WHAT IS ASKED
Would you return the complete listing below word for word?

(Saved entries)
----------------
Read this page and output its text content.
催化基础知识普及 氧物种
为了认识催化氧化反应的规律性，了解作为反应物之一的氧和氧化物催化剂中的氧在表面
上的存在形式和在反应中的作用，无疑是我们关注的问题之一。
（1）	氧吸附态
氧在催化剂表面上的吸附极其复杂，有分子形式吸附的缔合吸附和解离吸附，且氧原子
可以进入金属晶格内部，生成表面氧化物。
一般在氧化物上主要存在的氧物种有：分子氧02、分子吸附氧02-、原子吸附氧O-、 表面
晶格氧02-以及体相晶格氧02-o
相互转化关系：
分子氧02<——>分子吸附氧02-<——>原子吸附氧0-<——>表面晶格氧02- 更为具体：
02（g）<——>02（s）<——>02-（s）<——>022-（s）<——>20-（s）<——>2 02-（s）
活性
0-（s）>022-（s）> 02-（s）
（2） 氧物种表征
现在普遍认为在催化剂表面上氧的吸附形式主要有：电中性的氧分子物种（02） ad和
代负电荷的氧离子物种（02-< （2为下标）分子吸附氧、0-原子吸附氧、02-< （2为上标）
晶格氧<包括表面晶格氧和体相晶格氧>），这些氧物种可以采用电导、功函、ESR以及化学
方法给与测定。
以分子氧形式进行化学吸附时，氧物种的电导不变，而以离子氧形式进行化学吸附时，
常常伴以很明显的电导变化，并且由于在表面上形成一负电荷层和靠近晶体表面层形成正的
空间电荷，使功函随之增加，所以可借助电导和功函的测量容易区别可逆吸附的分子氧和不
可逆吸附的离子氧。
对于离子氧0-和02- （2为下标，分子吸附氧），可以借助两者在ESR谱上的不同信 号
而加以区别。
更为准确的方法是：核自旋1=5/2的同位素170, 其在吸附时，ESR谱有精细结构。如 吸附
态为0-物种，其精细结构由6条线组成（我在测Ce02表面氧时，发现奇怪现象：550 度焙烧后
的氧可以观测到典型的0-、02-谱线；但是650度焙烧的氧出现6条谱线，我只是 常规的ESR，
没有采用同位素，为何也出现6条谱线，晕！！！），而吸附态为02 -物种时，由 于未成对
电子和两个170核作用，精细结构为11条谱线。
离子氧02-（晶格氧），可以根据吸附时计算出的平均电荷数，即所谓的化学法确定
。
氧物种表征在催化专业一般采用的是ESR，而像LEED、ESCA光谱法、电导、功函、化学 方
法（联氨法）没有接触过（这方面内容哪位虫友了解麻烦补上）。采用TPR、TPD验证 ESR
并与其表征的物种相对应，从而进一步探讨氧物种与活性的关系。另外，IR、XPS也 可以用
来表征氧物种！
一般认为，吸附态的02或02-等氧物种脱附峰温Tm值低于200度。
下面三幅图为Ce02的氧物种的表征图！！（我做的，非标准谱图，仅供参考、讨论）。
----------------
EXERCISE ANSWER
Read this page and output its text content.
催化基础知识普及 氧物种
为了认识催化氧化反应的规律性，了解作为反应物之一的氧和氧化物催化剂中的氧在表面
上的存在形式和在反应中的作用，无疑是我们关注的问题之一。
（1）	氧吸附态
氧在催化剂表面上的吸附极其复杂，有分子形式吸附的缔合吸附和解离吸附，且氧原子
可以进入金属晶格内部，生成表面氧化物。
一般在氧化物上主要存在的氧物种有：分子氧02、分子吸附氧02-、原子吸附氧O-、 表面
晶格氧02-以及体相晶格氧02-o
相互转化关系：
分子氧02<——>分子吸附氧02-<——>原子吸附氧0-<——>表面晶格氧02- 更为具体：
02（g）<——>02（s）<——>02-（s）<——>022-（s）<——>20-（s）<——>2 02-（s）
活性
0-（s）>022-（s）> 02-（s）
（2） 氧物种表征
现在普遍认为在催化剂表面上氧的吸附形式主要有：电中性的氧分子物种（02） ad和
代负电荷的氧离子物种（02-< （2为下标）分子吸附氧、0-原子吸附氧、02-< （2为上标）
晶格氧<包括表面晶格氧和体相晶格氧>），这些氧物种可以采用电导、功函、ESR以及化学
方法给与测定。
以分子氧形式进行化学吸附时，氧物种的电导不变，而以离子氧形式进行化学吸附时，
常常伴以很明显的电导变化，并且由于在表面上形成一负电荷层和靠近晶体表面层形成正的
空间电荷，使功函随之增加，所以可借助电导和功函的测量容易区别可逆吸附的分子氧和不
可逆吸附的离子氧。
对于离子氧0-和02- （2为下标，分子吸附氧），可以借助两者在ESR谱上的不同信 号
而加以区别。
更为准确的方法是：核自旋1=5/2的同位素170, 其在吸附时，ESR谱有精细结构。如 吸附
态为0-物种，其精细结构由6条线组成（我在测Ce02表面氧时，发现奇怪现象：550 度焙烧后
的氧可以观测到典型的0-、02-谱线；但是650度焙烧的氧出现6条谱线，我只是 常规的ESR，
没有采用同位素，为何也出现6条谱线，晕！！！），而吸附态为02 -物种时，由 于未成对
电子和两个170核作用，精细结构为11条谱线。
离子氧02-（晶格氧），可以根据吸附时计算出的平均电荷数，即所谓的化学法确定
。
氧物种表征在催化专业一般采用的是ESR，而像LEED、ESCA光谱法、电导、功函、化学 方
法（联氨法）没有接触过（这方面内容哪位虫友了解麻烦补上）。采用TPR、TPD验证 ESR
并与其表征的物种相对应，从而进一步探讨氧物种与活性的关系。另外，IR、XPS也 可以用
来表征氧物种！
一般认为，吸附态的02或02-等氧物种脱附峰温Tm值低于200度。
下面三幅图为Ce02的氧物种的表征图！！（我做的，非标准谱图，仅供参考、讨论）。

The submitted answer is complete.